(Data records)
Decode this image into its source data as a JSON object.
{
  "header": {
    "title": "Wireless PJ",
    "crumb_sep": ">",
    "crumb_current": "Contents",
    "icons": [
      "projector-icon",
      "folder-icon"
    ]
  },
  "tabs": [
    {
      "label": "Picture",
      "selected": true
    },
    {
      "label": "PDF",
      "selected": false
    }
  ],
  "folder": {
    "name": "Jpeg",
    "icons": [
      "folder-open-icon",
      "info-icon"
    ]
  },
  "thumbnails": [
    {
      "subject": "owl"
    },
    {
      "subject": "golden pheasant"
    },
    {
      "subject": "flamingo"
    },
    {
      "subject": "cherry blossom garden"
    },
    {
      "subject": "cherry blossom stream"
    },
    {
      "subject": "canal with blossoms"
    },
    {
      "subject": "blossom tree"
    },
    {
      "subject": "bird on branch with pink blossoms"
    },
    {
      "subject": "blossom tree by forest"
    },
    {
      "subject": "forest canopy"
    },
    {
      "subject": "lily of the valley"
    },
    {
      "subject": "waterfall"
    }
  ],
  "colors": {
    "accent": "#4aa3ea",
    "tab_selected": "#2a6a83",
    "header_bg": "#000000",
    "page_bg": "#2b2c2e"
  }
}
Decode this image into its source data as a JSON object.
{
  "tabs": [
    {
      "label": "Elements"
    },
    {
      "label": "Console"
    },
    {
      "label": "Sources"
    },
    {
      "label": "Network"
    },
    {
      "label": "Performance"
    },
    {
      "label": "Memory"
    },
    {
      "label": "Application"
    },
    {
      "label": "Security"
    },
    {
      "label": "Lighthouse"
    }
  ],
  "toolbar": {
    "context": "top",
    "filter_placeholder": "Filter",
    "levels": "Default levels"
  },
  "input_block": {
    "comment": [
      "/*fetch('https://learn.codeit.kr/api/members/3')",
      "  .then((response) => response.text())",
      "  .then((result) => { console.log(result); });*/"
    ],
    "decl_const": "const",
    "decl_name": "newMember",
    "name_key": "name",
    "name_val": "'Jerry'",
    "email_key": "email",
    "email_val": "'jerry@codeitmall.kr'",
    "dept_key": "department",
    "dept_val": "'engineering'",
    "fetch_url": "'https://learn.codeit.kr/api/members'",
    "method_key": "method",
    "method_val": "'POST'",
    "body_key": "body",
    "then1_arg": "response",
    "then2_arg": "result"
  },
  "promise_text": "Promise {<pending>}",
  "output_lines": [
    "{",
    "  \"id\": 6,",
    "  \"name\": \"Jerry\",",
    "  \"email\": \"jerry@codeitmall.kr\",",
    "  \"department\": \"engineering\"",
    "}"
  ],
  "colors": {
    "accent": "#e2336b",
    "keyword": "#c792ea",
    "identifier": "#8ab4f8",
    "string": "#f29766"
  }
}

* * *

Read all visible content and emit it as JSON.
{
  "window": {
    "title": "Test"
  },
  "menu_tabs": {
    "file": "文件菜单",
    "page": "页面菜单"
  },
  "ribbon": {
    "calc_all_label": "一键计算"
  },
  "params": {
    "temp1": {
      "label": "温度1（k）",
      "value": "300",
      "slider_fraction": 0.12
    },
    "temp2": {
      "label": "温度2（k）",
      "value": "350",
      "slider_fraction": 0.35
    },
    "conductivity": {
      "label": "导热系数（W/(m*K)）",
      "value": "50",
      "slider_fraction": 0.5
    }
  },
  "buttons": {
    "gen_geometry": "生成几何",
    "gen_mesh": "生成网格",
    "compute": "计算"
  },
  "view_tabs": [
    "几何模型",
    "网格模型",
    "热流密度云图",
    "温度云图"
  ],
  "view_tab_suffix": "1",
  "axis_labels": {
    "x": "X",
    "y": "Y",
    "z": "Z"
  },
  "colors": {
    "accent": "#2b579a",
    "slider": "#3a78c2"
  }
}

==

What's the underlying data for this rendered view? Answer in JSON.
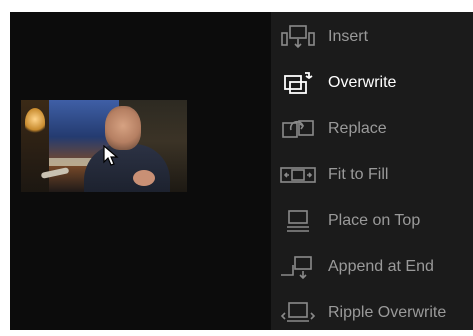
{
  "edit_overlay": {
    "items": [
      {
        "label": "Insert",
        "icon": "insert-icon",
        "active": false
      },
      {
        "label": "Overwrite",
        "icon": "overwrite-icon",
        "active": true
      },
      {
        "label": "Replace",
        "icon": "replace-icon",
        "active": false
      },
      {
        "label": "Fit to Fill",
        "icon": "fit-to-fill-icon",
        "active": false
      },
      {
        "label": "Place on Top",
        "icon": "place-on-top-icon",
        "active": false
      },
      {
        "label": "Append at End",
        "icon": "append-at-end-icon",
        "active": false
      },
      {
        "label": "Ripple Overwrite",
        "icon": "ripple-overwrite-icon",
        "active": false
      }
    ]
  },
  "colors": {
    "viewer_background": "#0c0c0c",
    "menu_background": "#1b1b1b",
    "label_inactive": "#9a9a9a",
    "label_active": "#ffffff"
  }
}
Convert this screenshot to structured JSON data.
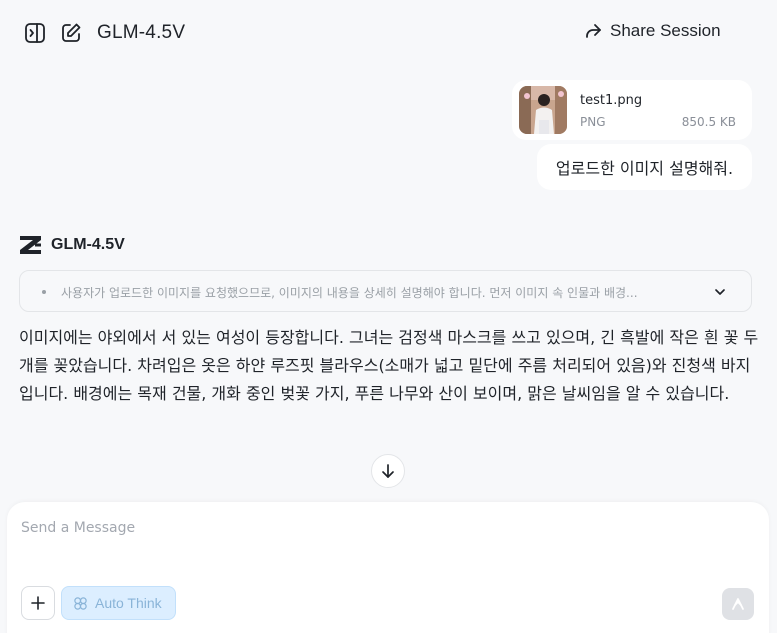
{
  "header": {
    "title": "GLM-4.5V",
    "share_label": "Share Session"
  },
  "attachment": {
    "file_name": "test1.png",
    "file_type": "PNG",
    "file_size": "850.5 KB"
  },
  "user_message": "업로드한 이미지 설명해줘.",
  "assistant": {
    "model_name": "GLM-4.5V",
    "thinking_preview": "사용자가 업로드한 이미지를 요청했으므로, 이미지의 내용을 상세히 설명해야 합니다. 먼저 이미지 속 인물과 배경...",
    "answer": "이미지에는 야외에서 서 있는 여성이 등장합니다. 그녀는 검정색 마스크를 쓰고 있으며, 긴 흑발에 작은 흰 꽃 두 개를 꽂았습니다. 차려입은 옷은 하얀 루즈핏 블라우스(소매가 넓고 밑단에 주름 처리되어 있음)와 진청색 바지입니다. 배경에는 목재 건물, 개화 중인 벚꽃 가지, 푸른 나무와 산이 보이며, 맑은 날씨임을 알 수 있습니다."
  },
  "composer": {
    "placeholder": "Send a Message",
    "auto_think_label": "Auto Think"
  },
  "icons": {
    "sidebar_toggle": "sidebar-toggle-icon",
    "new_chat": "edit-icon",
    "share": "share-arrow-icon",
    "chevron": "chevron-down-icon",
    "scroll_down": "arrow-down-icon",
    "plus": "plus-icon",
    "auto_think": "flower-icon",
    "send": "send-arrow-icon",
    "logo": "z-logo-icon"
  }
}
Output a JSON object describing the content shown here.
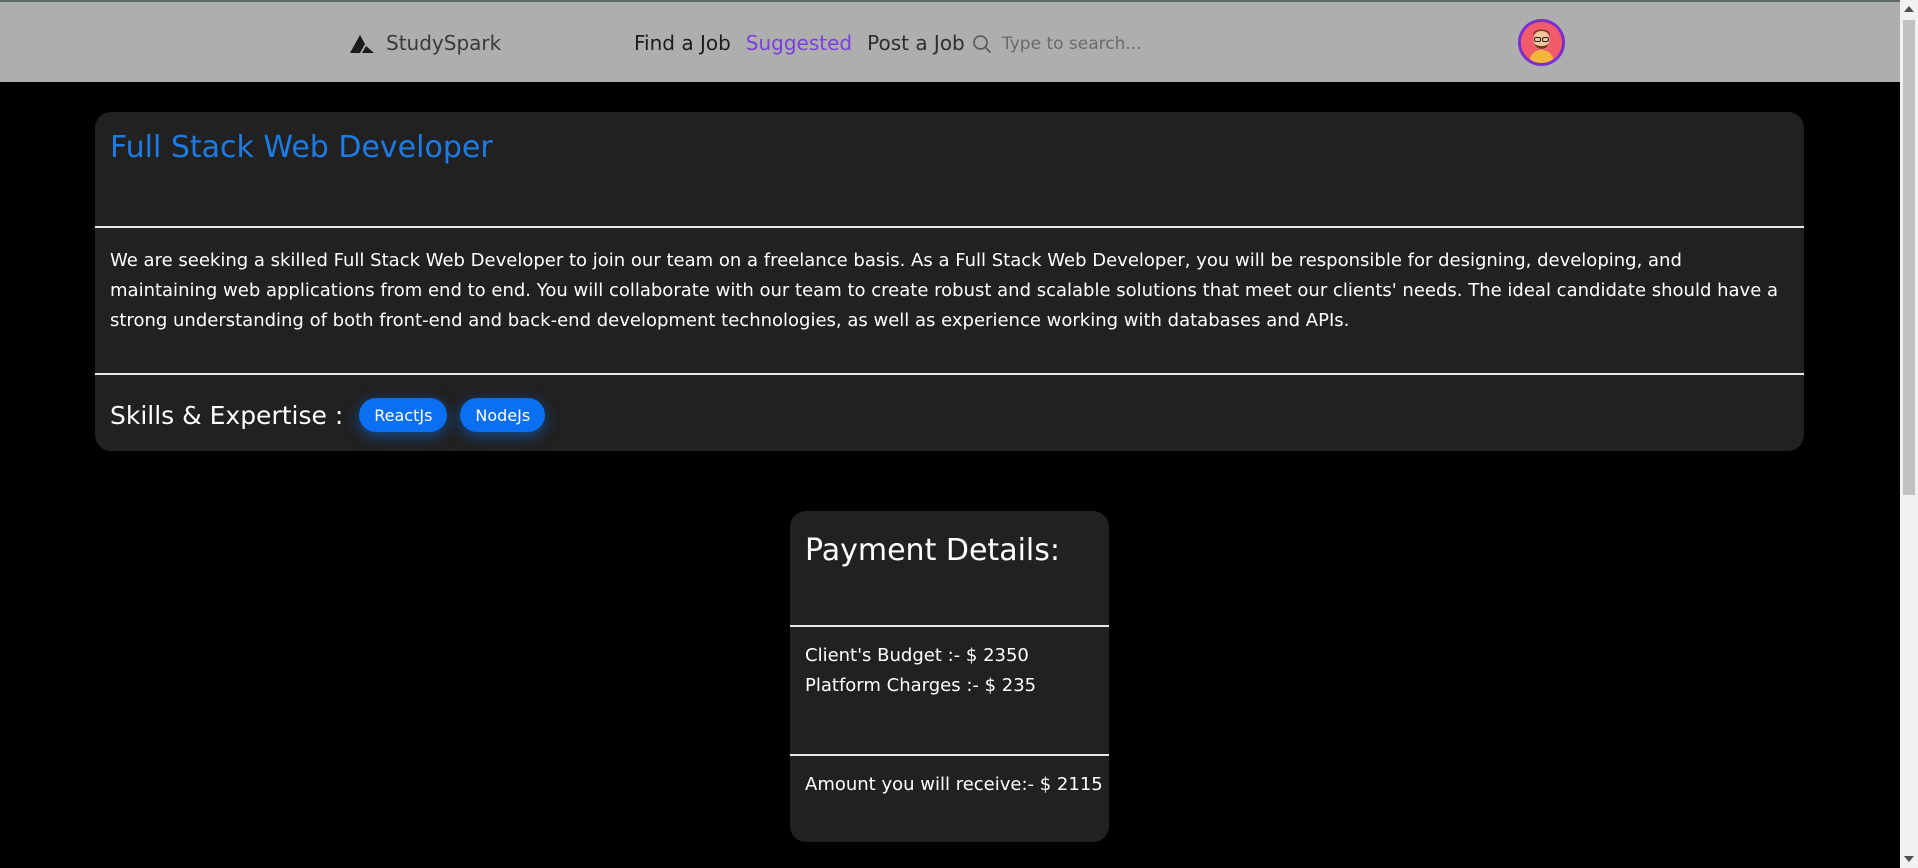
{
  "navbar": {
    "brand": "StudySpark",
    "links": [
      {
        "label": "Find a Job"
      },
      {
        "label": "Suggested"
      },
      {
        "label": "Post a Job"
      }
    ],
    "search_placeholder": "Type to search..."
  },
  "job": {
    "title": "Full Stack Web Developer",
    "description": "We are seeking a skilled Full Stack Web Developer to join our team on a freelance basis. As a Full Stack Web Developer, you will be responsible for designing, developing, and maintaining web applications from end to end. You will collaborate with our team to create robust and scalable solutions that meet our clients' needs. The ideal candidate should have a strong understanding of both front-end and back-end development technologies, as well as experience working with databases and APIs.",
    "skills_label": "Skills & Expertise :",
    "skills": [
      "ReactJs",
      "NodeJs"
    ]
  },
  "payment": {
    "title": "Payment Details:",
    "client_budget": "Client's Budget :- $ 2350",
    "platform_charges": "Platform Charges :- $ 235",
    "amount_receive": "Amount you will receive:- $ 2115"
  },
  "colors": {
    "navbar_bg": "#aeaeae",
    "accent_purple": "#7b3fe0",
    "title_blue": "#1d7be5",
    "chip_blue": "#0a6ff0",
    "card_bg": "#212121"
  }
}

> **Stated goal**
Pick out the lines containing the string "will" and show them.

> **Full solution**
    "description": "We are seeking a skilled Full Stack Web Developer to join our team on a freelance basis. As a Full Stack Web Developer, you will be responsible for designing, developing, and maintaining web applications from end to end. You will collaborate with our team to create robust and scalable solutions that meet our clients' needs. The ideal candidate should have a strong understanding of both front-end and back-end development technologies, as well as experience working with databases and APIs.",
    "amount_receive": "Amount you will receive:- $ 2115"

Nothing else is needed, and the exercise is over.